§ Entries taken from a collection
□ □ □ □

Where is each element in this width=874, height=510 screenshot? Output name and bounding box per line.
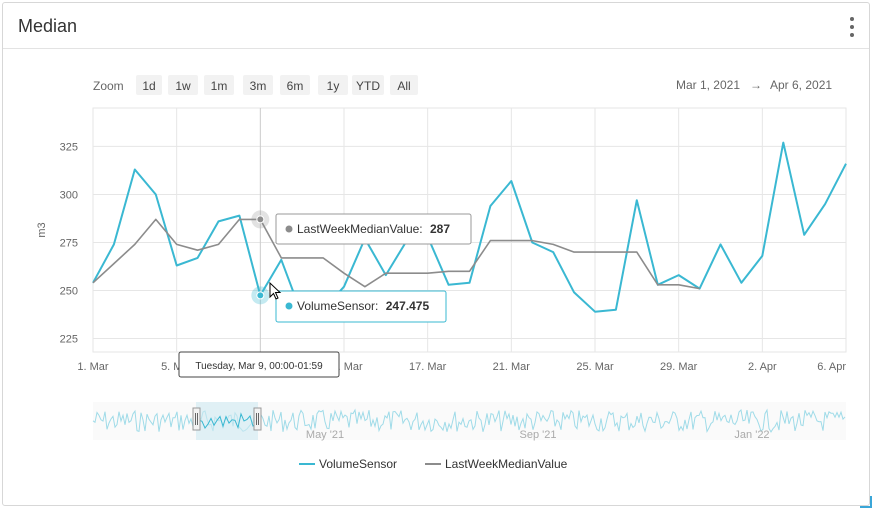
zoom-button-ytd[interactable]: YTD	[352, 75, 384, 95]
y-tick-label: 250	[60, 286, 78, 298]
x-tick-label: 2. Apr	[748, 361, 777, 373]
zoom-button-1w[interactable]: 1w	[168, 75, 198, 95]
zoom-button-label: 1d	[142, 79, 155, 93]
x-tick-label: 21. Mar	[493, 361, 531, 373]
x-tick-label: 6. Apr	[817, 361, 846, 373]
navigator-label: Sep '21	[520, 429, 557, 441]
zoom-button-label: 1m	[211, 79, 228, 93]
y-axis-title: m3	[36, 222, 48, 237]
navigator-handle-left[interactable]	[192, 407, 201, 431]
navigator-handle-right[interactable]	[253, 407, 262, 431]
crosshair-date-label: Tuesday, Mar 9, 00:00-01:59	[178, 351, 340, 378]
tooltip-volume-value: 247.475	[386, 299, 430, 313]
legend-label: LastWeekMedianValue	[445, 457, 568, 471]
volume-sensor-line[interactable]	[92, 141, 847, 317]
x-tick-label: 1. Mar	[77, 361, 109, 373]
y-tick-label: 325	[60, 141, 78, 153]
svg-text:LastWeekMedianValue: 287: LastWeekMedianValue: 287	[297, 222, 450, 236]
legend-item-volume-sensor[interactable]: VolumeSensor	[299, 457, 397, 471]
legend-item-last-week-median[interactable]: LastWeekMedianValue	[425, 457, 568, 471]
zoom-buttons: 1d 1w 1m 3m 6m 1y YTD All	[136, 75, 418, 95]
zoom-button-label: 3m	[250, 79, 267, 93]
x-tick-label: 25. Mar	[576, 361, 614, 373]
tooltip-volume: VolumeSensor: 247.475	[275, 290, 447, 323]
card-header: Median	[3, 3, 869, 49]
zoom-button-all[interactable]: All	[390, 75, 418, 95]
navigator[interactable]: May '21 Sep '21 Jan '22	[92, 402, 846, 441]
legend-label: VolumeSensor	[319, 457, 397, 471]
legend: VolumeSensor LastWeekMedianValue	[299, 457, 568, 471]
crosshair-date-text: Tuesday, Mar 9, 00:00-01:59	[195, 361, 323, 372]
navigator-window[interactable]	[196, 402, 258, 440]
zoom-button-label: All	[397, 79, 410, 93]
hover-markers	[251, 210, 270, 305]
zoom-button-1d[interactable]: 1d	[136, 75, 162, 95]
x-axis: 1. Mar 5. Mar 13. Mar 17. Mar 21. Mar 25. Mar…	[77, 361, 846, 373]
zoom-button-6m[interactable]: 6m	[280, 75, 310, 95]
last-week-median-line[interactable]	[92, 218, 700, 290]
navigator-label: Jan '22	[734, 429, 769, 441]
zoom-label: Zoom	[93, 79, 124, 93]
tooltip-median-label: LastWeekMedianValue:	[297, 222, 423, 236]
tooltip-median-value: 287	[430, 222, 450, 236]
x-tick-label: 29. Mar	[660, 361, 698, 373]
zoom-button-label: YTD	[356, 79, 380, 93]
zoom-button-3m[interactable]: 3m	[243, 75, 273, 95]
date-range-arrow: →	[750, 78, 762, 92]
zoom-button-1y[interactable]: 1y	[318, 75, 348, 95]
kebab-menu-icon[interactable]	[847, 17, 857, 37]
navigator-label: May '21	[306, 429, 344, 441]
y-tick-label: 275	[60, 237, 78, 249]
tooltip-volume-label: VolumeSensor:	[297, 299, 378, 313]
zoom-button-label: 6m	[287, 79, 304, 93]
date-range-to[interactable]: Apr 6, 2021	[770, 78, 832, 92]
navigator-window-series	[195, 412, 257, 430]
zoom-button-label: 1y	[327, 79, 340, 93]
x-tick-label: 17. Mar	[409, 361, 447, 373]
zoom-button-label: 1w	[175, 79, 191, 93]
card-title: Median	[18, 16, 78, 36]
median-point	[256, 215, 265, 224]
y-tick-label: 225	[60, 334, 78, 346]
zoom-button-1m[interactable]: 1m	[204, 75, 234, 95]
y-axis: 225 250 275 300 325	[60, 141, 78, 345]
series-group	[92, 141, 847, 317]
y-tick-label: 300	[60, 189, 78, 201]
tooltip-median: LastWeekMedianValue: 287	[275, 213, 472, 245]
resize-handle-icon[interactable]	[860, 496, 872, 508]
volume-point	[256, 291, 265, 300]
svg-text:VolumeSensor: 247.475: VolumeSensor: 247.475	[297, 299, 429, 313]
date-range-from[interactable]: Mar 1, 2021	[676, 78, 740, 92]
mouse-cursor-icon	[269, 281, 282, 300]
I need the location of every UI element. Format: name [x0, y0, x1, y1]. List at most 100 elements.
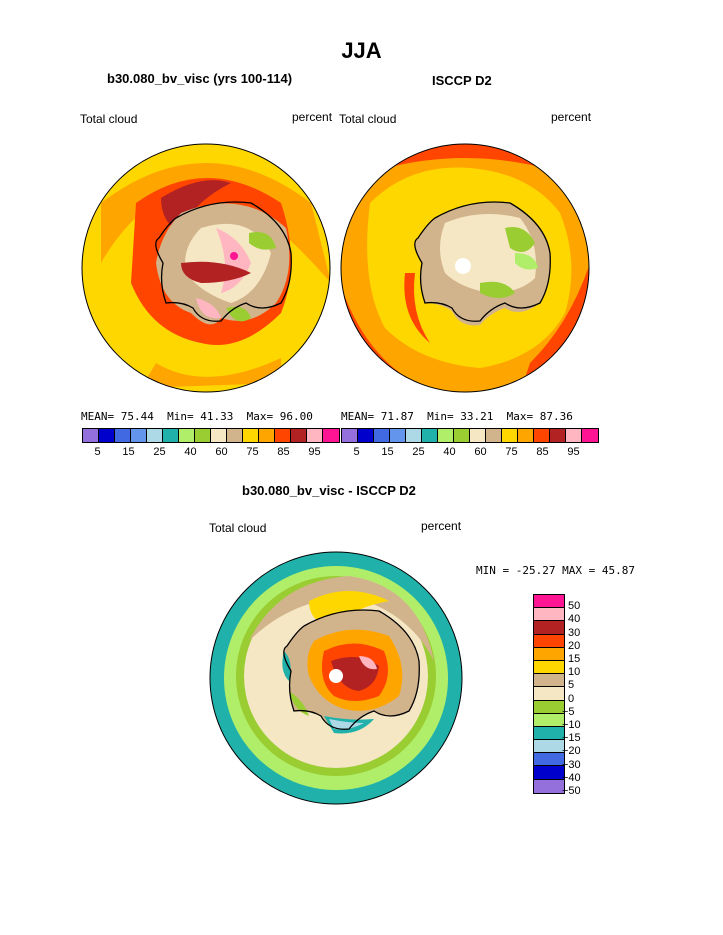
colorbar-tick-label: 85 — [277, 446, 290, 458]
colorbar-tick-label: 40 — [443, 446, 456, 458]
panel1-colorbar-ticks: 5 15 25 40 60 75 85 95 — [82, 446, 330, 460]
colorbar-swatch — [438, 429, 454, 442]
diff-colorbar-swatch — [534, 779, 564, 793]
diff-colorbar-swatch — [534, 700, 564, 714]
colorbar-swatch — [470, 429, 486, 442]
colorbar-swatch — [275, 429, 291, 442]
panel2-variable-label: Total cloud — [339, 112, 397, 126]
diff-colorbar-label: −5 — [562, 705, 575, 718]
colorbar-tick-label: 95 — [308, 446, 321, 458]
colorbar-tick-label: 40 — [184, 446, 197, 458]
diff-stats: MIN = -25.27 MAX = 45.87 — [476, 564, 635, 577]
diff-colorbar-swatch — [534, 713, 564, 727]
colorbar-swatch — [307, 429, 323, 442]
colorbar-swatch — [518, 429, 534, 442]
diff-colorbar-label: 10 — [568, 666, 581, 679]
colorbar-swatch — [179, 429, 195, 442]
diff-colorbar-swatch — [534, 660, 564, 675]
panel2-min-value: 33.21 — [460, 410, 494, 423]
panel1-stats: MEAN= 75.44 Min= 41.33 Max= 96.00 — [81, 410, 313, 423]
colorbar-tick-label: 75 — [505, 446, 518, 458]
panel2-stats: MEAN= 71.87 Min= 33.21 Max= 87.36 — [341, 410, 573, 423]
diff-colorbar-label: −50 — [562, 785, 581, 797]
colorbar-tick-label: 60 — [474, 446, 487, 458]
diff-colorbar-swatch — [534, 740, 564, 754]
colorbar-swatch — [243, 429, 259, 442]
diff-units-label: percent — [421, 519, 462, 533]
panel1-title: b30.080_bv_visc (yrs 100-114) — [107, 71, 293, 86]
colorbar-swatch — [454, 429, 470, 442]
colorbar-swatch — [566, 429, 582, 442]
panel2-units-label: percent — [551, 110, 592, 124]
colorbar-swatch — [502, 429, 518, 442]
colorbar-swatch — [83, 429, 99, 442]
panel2-min-label: Min= — [427, 410, 454, 423]
colorbar-swatch — [259, 429, 275, 442]
panel2-max-label: Max= — [506, 410, 534, 423]
panel1-polar-map — [81, 143, 331, 393]
colorbar-tick-label: 60 — [215, 446, 228, 458]
panel1-max-label: Max= — [246, 410, 274, 423]
diff-colorbar-swatch — [534, 608, 564, 622]
diff-colorbar-swatch — [534, 766, 564, 780]
diff-colorbar-labels: 50 40 30 20 15 10 5 0 −5 −10 −15 −20 −30 −40 −50 — [562, 594, 608, 797]
panel2-title: ISCCP D2 — [432, 73, 492, 88]
panel1-variable-label: Total cloud — [80, 112, 138, 126]
diff-colorbar-label: 15 — [568, 653, 581, 665]
colorbar-swatch — [147, 429, 163, 442]
diff-colorbar-swatch — [534, 634, 564, 648]
diff-colorbar-label: 20 — [568, 639, 581, 652]
panel1-max-value: 96.00 — [279, 410, 313, 423]
colorbar-tick-label: 5 — [353, 446, 360, 458]
colorbar-swatch — [131, 429, 147, 442]
colorbar-swatch — [291, 429, 307, 442]
diff-colorbar-label: 5 — [568, 679, 575, 692]
colorbar-swatch — [406, 429, 422, 442]
colorbar-swatch — [582, 429, 598, 442]
diff-colorbar-swatch — [534, 687, 564, 701]
colorbar-tick-label: 25 — [412, 446, 425, 458]
colorbar-tick-label: 95 — [567, 446, 580, 458]
diff-colorbar-label: 40 — [568, 613, 581, 626]
colorbar-swatch — [422, 429, 438, 442]
colorbar-swatch — [534, 429, 550, 442]
diff-colorbar-label: 50 — [568, 600, 581, 613]
colorbar-swatch — [342, 429, 358, 442]
diff-variable-label: Total cloud — [209, 521, 267, 535]
colorbar-swatch — [115, 429, 131, 442]
colorbar-swatch — [195, 429, 211, 442]
diff-colorbar-swatch — [534, 621, 564, 635]
diff-colorbar-label: −15 — [562, 732, 581, 745]
colorbar-swatch — [550, 429, 566, 442]
diff-colorbar-swatch — [534, 595, 564, 609]
panel1-colorbar — [82, 428, 340, 443]
colorbar-tick-label: 25 — [153, 446, 166, 458]
panel2-mean-value: 71.87 — [380, 410, 414, 423]
colorbar-swatch — [99, 429, 115, 442]
diff-colorbar-label: 30 — [568, 626, 581, 639]
diff-colorbar-label: −10 — [562, 719, 581, 731]
panel2-colorbar-ticks: 5 15 25 40 60 75 85 95 — [341, 446, 589, 460]
diff-colorbar-swatch — [534, 674, 564, 688]
colorbar-swatch — [374, 429, 390, 442]
panel1-min-label: Min= — [167, 410, 194, 423]
colorbar-tick-label: 15 — [381, 446, 394, 458]
diff-colorbar-label: −30 — [562, 758, 581, 771]
colorbar-swatch — [227, 429, 243, 442]
diff-panel-title: b30.080_bv_visc - ISCCP D2 — [242, 483, 416, 498]
colorbar-tick-label: 85 — [536, 446, 549, 458]
colorbar-swatch — [211, 429, 227, 442]
colorbar-swatch — [163, 429, 179, 442]
colorbar-tick-label: 75 — [246, 446, 259, 458]
diff-colorbar — [533, 594, 565, 794]
colorbar-tick-label: 5 — [94, 446, 101, 458]
diff-colorbar-swatch — [534, 753, 564, 767]
diff-colorbar-label: −40 — [562, 771, 581, 784]
diff-colorbar-swatch — [534, 726, 564, 741]
figure-title: JJA — [341, 38, 382, 63]
colorbar-tick-label: 15 — [122, 446, 135, 458]
diff-polar-map — [209, 551, 463, 805]
panel1-units-label: percent — [292, 110, 333, 124]
panel2-max-value: 87.36 — [539, 410, 573, 423]
colorbar-swatch — [486, 429, 502, 442]
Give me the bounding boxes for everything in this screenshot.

□ □ □ □

§ What the exercise asks
Output the data lines exactly as they appear, starting at the line containing "75, 384, 95]" and ending at the line containing "402, 258, 440]", with both of those lines included.

§ Written response
zoom-button-ytd[interactable]: YTD	[352, 75, 384, 95]
y-tick-label: 250	[60, 286, 78, 298]
x-tick-label: 2. Apr	[748, 361, 777, 373]
zoom-button-1w[interactable]: 1w	[168, 75, 198, 95]
zoom-button-label: 1d	[142, 79, 155, 93]
x-tick-label: 21. Mar	[493, 361, 531, 373]
x-tick-label: 6. Apr	[817, 361, 846, 373]
navigator-label: Sep '21	[520, 429, 557, 441]
zoom-button-label: 1m	[211, 79, 228, 93]
y-axis-title: m3	[36, 222, 48, 237]
navigator-handle-left[interactable]	[192, 407, 201, 431]
navigator-handle-right[interactable]	[253, 407, 262, 431]
crosshair-date-label: Tuesday, Mar 9, 00:00-01:59	[178, 351, 340, 378]
tooltip-volume-value: 247.475	[386, 299, 430, 313]
legend-label: LastWeekMedianValue	[445, 457, 568, 471]
volume-sensor-line[interactable]	[92, 141, 847, 317]
x-tick-label: 1. Mar	[77, 361, 109, 373]
y-tick-label: 325	[60, 141, 78, 153]
svg-text:LastWeekMedianValue: 287: LastWeekMedianValue: 287	[297, 222, 450, 236]
legend-item-volume-sensor[interactable]: VolumeSensor	[299, 457, 397, 471]
legend-item-last-week-median[interactable]: LastWeekMedianValue	[425, 457, 568, 471]
zoom-buttons: 1d 1w 1m 3m 6m 1y YTD All	[136, 75, 418, 95]
zoom-button-label: 3m	[250, 79, 267, 93]
x-tick-label: 25. Mar	[576, 361, 614, 373]
tooltip-volume: VolumeSensor: 247.475	[275, 290, 447, 323]
card-header: Median	[3, 3, 869, 49]
zoom-button-all[interactable]: All	[390, 75, 418, 95]
navigator[interactable]: May '21 Sep '21 Jan '22	[92, 402, 846, 441]
legend-label: VolumeSensor	[319, 457, 397, 471]
legend: VolumeSensor LastWeekMedianValue	[299, 457, 568, 471]
crosshair-date-text: Tuesday, Mar 9, 00:00-01:59	[195, 361, 323, 372]
navigator-window[interactable]	[196, 402, 258, 440]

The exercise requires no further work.